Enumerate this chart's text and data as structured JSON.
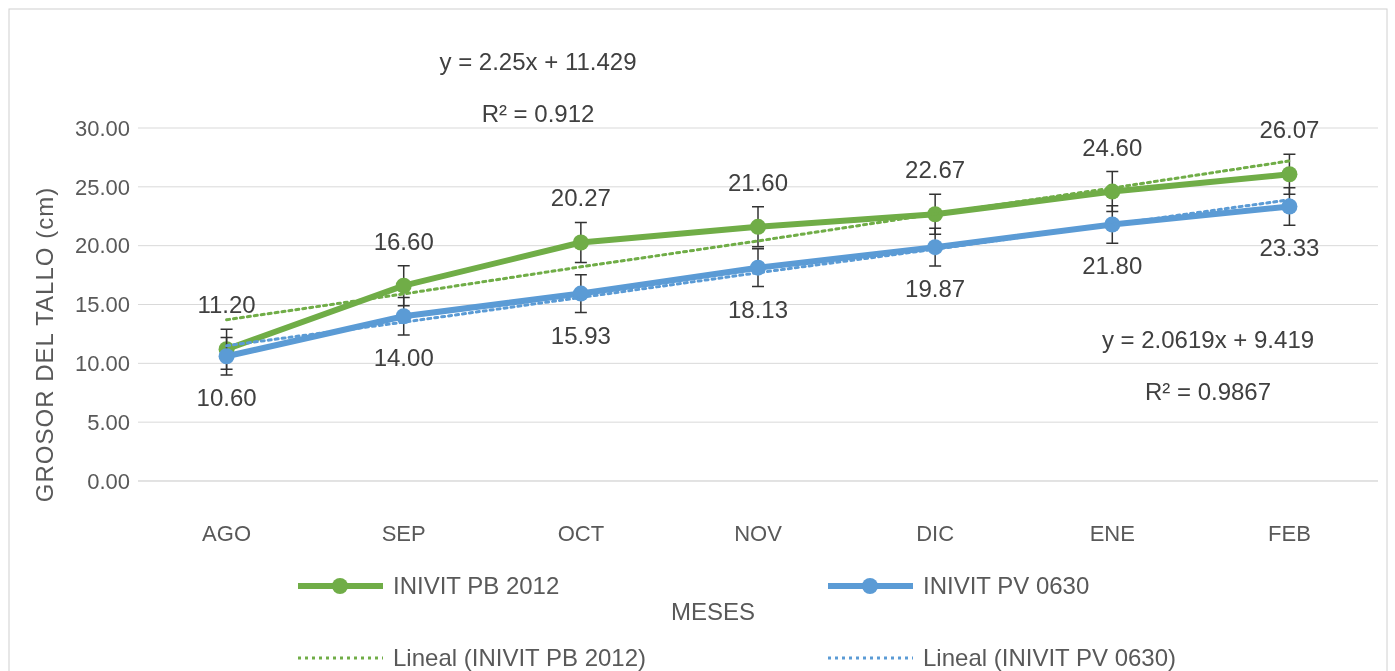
{
  "chart_data": {
    "type": "line",
    "xlabel": "MESES",
    "ylabel": "GROSOR DEL TALLO  (cm)",
    "categories": [
      "AGO",
      "SEP",
      "OCT",
      "NOV",
      "DIC",
      "ENE",
      "FEB"
    ],
    "series": [
      {
        "name": "INIVIT PB 2012",
        "color": "#70ad47",
        "marker": "circle",
        "values": [
          11.2,
          16.6,
          20.27,
          21.6,
          22.67,
          24.6,
          26.07
        ],
        "value_labels": [
          "11.20",
          "16.60",
          "20.27",
          "21.60",
          "22.67",
          "24.60",
          "26.07"
        ],
        "errors": [
          1.7,
          1.7,
          1.7,
          1.7,
          1.7,
          1.7,
          1.7
        ]
      },
      {
        "name": "INIVIT PV 0630",
        "color": "#5b9bd5",
        "marker": "circle",
        "values": [
          10.6,
          14.0,
          15.93,
          18.13,
          19.87,
          21.8,
          23.33
        ],
        "value_labels": [
          "10.60",
          "14.00",
          "15.93",
          "18.13",
          "19.87",
          "21.80",
          "23.33"
        ],
        "errors": [
          1.6,
          1.6,
          1.6,
          1.6,
          1.6,
          1.6,
          1.6
        ]
      },
      {
        "name": "Lineal (INIVIT PB 2012)",
        "color": "#70ad47",
        "marker": "none",
        "line_style": "dotted",
        "values": [
          13.7,
          15.9,
          18.2,
          20.4,
          22.7,
          24.9,
          27.2
        ]
      },
      {
        "name": "Lineal (INIVIT PV 0630)",
        "color": "#5b9bd5",
        "marker": "none",
        "line_style": "dotted",
        "values": [
          11.5,
          13.5,
          15.6,
          17.7,
          19.7,
          21.8,
          23.9
        ]
      }
    ],
    "ylim": [
      0,
      30
    ],
    "yticks": [
      {
        "value": 0,
        "label": "0.00"
      },
      {
        "value": 5,
        "label": "5.00"
      },
      {
        "value": 10,
        "label": "10.00"
      },
      {
        "value": 15,
        "label": "15.00"
      },
      {
        "value": 20,
        "label": "20.00"
      },
      {
        "value": 25,
        "label": "25.00"
      },
      {
        "value": 30,
        "label": "30.00"
      }
    ],
    "grid": "y",
    "legend": "bottom",
    "annotations": [
      "y = 2.25x + 11.429",
      "R² = 0.912",
      "y = 2.0619x + 9.419",
      "R² = 0.9867"
    ]
  }
}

- - -

Written problem
Exactly reproduce the entries above, minus the pictures.

The reply
Enumerate this chart's text and data as structured JSON.
{
  "chart_data": {
    "type": "line",
    "xlabel": "MESES",
    "ylabel": "GROSOR DEL TALLO  (cm)",
    "categories": [
      "AGO",
      "SEP",
      "OCT",
      "NOV",
      "DIC",
      "ENE",
      "FEB"
    ],
    "series": [
      {
        "name": "INIVIT PB 2012",
        "color": "#70ad47",
        "marker": "circle",
        "values": [
          11.2,
          16.6,
          20.27,
          21.6,
          22.67,
          24.6,
          26.07
        ],
        "value_labels": [
          "11.20",
          "16.60",
          "20.27",
          "21.60",
          "22.67",
          "24.60",
          "26.07"
        ],
        "errors": [
          1.7,
          1.7,
          1.7,
          1.7,
          1.7,
          1.7,
          1.7
        ]
      },
      {
        "name": "INIVIT PV 0630",
        "color": "#5b9bd5",
        "marker": "circle",
        "values": [
          10.6,
          14.0,
          15.93,
          18.13,
          19.87,
          21.8,
          23.33
        ],
        "value_labels": [
          "10.60",
          "14.00",
          "15.93",
          "18.13",
          "19.87",
          "21.80",
          "23.33"
        ],
        "errors": [
          1.6,
          1.6,
          1.6,
          1.6,
          1.6,
          1.6,
          1.6
        ]
      },
      {
        "name": "Lineal (INIVIT PB 2012)",
        "color": "#70ad47",
        "marker": "none",
        "line_style": "dotted",
        "values": [
          13.7,
          15.9,
          18.2,
          20.4,
          22.7,
          24.9,
          27.2
        ]
      },
      {
        "name": "Lineal (INIVIT PV 0630)",
        "color": "#5b9bd5",
        "marker": "none",
        "line_style": "dotted",
        "values": [
          11.5,
          13.5,
          15.6,
          17.7,
          19.7,
          21.8,
          23.9
        ]
      }
    ],
    "ylim": [
      0,
      30
    ],
    "yticks": [
      {
        "value": 0,
        "label": "0.00"
      },
      {
        "value": 5,
        "label": "5.00"
      },
      {
        "value": 10,
        "label": "10.00"
      },
      {
        "value": 15,
        "label": "15.00"
      },
      {
        "value": 20,
        "label": "20.00"
      },
      {
        "value": 25,
        "label": "25.00"
      },
      {
        "value": 30,
        "label": "30.00"
      }
    ],
    "grid": "y",
    "legend": "bottom",
    "annotations": [
      "y = 2.25x + 11.429",
      "R² = 0.912",
      "y = 2.0619x + 9.419",
      "R² = 0.9867"
    ]
  }
}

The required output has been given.